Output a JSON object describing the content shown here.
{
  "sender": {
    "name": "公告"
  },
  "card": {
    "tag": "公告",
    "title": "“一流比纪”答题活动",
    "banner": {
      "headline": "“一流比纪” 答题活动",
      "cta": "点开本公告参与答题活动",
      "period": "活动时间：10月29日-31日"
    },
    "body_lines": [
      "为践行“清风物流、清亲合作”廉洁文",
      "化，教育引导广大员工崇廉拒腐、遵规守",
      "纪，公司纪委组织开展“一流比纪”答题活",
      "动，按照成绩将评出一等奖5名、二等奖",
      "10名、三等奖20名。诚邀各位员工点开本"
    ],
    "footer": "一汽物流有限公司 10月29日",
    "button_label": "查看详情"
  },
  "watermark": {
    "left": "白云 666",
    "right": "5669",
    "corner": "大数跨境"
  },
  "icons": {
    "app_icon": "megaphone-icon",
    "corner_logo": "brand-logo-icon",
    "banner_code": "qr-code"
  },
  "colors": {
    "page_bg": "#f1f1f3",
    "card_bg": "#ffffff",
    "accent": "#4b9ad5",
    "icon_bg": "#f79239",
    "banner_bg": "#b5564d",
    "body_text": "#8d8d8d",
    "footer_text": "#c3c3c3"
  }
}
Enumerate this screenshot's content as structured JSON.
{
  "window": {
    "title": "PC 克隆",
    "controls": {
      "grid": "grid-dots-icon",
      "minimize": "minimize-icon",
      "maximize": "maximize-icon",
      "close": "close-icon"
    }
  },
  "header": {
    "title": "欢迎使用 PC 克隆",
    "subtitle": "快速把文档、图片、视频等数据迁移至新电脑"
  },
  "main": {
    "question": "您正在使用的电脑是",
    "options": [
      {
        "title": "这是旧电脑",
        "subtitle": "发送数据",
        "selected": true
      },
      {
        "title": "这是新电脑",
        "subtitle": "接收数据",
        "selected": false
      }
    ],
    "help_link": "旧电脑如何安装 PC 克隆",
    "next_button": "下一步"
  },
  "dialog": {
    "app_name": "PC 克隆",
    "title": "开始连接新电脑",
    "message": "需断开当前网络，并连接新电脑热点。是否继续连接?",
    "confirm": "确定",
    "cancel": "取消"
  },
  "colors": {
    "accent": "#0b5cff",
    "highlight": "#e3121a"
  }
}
------------------------------------------------
(Task):
Identify each line in the records above that contains the word "content", and copy it out in full.

(Final answer):
Output a JSON object describing the content shown here.
Enumerate this screenshot's content as structured JSON.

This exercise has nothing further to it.